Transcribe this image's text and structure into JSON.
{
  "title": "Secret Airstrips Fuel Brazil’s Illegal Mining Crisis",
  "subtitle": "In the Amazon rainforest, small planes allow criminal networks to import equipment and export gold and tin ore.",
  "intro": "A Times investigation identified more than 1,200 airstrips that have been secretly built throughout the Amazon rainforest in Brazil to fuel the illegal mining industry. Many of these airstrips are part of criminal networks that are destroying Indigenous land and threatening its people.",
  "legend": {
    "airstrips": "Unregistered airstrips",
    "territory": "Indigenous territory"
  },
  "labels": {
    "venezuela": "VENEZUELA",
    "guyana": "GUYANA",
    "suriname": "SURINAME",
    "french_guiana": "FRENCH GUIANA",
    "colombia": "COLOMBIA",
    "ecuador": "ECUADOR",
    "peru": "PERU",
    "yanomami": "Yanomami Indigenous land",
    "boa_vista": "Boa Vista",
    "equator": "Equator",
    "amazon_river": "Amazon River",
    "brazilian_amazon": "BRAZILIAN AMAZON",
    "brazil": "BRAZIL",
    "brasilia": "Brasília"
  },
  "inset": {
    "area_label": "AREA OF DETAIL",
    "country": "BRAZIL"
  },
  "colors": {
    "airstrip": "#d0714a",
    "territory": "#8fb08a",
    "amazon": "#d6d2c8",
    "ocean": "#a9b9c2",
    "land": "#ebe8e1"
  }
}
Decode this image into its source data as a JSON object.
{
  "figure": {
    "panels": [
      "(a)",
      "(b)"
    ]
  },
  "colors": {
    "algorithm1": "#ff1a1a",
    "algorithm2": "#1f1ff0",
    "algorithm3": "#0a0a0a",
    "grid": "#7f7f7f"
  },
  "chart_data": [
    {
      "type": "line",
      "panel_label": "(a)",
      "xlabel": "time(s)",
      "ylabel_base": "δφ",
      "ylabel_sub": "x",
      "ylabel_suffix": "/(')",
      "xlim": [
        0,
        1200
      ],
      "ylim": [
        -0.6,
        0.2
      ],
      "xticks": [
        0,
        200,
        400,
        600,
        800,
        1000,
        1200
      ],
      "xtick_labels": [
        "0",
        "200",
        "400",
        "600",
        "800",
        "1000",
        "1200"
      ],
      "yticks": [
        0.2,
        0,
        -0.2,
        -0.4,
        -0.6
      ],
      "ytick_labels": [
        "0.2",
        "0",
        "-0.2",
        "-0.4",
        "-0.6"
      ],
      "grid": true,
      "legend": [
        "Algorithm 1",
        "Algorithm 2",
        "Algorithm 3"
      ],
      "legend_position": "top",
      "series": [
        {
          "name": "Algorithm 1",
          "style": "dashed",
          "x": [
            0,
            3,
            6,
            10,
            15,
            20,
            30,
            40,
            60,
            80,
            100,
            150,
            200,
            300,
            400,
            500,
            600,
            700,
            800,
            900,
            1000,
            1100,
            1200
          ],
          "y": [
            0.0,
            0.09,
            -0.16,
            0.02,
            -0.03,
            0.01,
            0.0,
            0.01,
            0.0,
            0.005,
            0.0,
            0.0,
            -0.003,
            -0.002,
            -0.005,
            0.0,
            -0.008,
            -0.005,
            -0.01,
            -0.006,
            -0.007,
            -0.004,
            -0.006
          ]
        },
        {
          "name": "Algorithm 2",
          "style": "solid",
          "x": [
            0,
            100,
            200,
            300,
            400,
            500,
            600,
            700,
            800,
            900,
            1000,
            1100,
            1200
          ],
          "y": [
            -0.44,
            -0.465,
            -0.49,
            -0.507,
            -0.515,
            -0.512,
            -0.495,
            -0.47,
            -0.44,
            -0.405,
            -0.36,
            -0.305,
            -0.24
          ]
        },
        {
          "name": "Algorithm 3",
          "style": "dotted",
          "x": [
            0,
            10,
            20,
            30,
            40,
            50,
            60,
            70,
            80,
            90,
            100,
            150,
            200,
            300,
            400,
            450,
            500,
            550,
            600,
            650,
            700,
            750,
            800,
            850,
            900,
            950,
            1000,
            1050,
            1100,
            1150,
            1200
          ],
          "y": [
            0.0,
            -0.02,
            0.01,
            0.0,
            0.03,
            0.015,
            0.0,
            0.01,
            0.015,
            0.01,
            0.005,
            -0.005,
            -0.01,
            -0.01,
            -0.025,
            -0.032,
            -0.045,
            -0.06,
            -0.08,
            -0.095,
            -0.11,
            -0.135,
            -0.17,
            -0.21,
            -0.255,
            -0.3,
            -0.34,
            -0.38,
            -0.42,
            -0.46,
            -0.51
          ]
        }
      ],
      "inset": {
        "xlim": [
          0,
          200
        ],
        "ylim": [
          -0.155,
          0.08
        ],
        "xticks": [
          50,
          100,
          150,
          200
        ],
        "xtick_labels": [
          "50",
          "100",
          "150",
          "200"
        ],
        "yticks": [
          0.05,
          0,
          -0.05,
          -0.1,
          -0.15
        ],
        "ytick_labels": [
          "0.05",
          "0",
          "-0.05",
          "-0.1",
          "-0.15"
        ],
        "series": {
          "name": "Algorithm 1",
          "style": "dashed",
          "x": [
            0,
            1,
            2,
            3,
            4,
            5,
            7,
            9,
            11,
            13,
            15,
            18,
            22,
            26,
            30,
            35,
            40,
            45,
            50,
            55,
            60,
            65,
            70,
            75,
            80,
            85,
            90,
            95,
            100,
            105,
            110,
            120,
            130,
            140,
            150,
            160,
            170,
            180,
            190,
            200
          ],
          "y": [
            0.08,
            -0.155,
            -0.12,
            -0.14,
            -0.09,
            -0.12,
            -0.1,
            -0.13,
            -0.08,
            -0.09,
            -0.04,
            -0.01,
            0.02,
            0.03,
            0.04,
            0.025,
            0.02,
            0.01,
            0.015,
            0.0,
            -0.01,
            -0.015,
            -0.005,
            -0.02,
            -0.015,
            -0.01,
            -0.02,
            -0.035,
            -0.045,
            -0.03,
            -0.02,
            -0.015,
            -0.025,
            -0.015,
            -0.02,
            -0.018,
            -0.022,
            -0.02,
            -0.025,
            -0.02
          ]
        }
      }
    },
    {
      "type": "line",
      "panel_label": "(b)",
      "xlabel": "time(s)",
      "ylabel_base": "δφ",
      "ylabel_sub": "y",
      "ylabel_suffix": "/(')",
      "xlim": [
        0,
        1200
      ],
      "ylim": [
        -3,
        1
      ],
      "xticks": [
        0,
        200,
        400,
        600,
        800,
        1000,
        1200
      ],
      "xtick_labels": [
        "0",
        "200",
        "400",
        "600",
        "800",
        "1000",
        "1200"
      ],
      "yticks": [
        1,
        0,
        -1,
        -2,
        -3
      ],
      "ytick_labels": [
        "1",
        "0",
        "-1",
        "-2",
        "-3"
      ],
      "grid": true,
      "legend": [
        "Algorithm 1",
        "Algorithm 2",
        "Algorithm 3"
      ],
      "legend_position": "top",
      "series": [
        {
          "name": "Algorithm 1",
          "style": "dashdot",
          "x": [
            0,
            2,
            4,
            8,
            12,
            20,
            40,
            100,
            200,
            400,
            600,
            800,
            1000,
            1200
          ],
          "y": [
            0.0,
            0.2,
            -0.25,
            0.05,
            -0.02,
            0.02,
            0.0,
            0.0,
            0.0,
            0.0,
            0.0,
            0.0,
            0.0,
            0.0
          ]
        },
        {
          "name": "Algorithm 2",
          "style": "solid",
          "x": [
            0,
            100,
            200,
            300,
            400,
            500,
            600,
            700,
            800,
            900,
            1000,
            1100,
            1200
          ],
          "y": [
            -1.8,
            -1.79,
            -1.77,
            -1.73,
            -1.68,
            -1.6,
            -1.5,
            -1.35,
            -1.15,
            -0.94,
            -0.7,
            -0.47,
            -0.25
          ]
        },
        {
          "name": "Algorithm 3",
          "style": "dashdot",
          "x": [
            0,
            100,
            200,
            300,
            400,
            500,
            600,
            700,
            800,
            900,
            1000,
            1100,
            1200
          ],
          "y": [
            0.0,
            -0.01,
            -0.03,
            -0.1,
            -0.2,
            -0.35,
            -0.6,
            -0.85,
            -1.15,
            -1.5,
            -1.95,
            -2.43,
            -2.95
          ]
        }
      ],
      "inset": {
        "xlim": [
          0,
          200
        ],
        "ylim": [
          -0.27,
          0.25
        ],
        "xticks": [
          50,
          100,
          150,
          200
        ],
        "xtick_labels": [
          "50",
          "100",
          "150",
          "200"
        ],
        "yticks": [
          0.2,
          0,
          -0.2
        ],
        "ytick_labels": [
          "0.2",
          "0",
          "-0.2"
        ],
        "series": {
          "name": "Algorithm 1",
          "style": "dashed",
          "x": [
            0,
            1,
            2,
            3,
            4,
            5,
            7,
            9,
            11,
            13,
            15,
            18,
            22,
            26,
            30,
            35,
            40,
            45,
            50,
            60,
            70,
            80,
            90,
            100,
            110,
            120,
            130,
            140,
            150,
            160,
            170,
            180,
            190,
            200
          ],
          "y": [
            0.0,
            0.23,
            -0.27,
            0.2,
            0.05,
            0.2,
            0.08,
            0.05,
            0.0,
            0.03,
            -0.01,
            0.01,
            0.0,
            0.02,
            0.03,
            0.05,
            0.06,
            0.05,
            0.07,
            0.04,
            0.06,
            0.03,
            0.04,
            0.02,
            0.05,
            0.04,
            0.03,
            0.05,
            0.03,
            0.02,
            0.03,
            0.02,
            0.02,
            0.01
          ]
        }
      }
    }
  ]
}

CHALLENGE. Locate all lines in the listing above with the word "rainforest". Copy them.

SOLVED PROBLEM.
  "subtitle": "In the Amazon rainforest, small planes allow criminal networks to import equipment and export gold and tin ore.",
  "intro": "A Times investigation identified more than 1,200 airstrips that have been secretly built throughout the Amazon rainforest in Brazil to fuel the illegal mining industry. Many of these airstrips are part of criminal networks that are destroying Indigenous land and threatening its people.",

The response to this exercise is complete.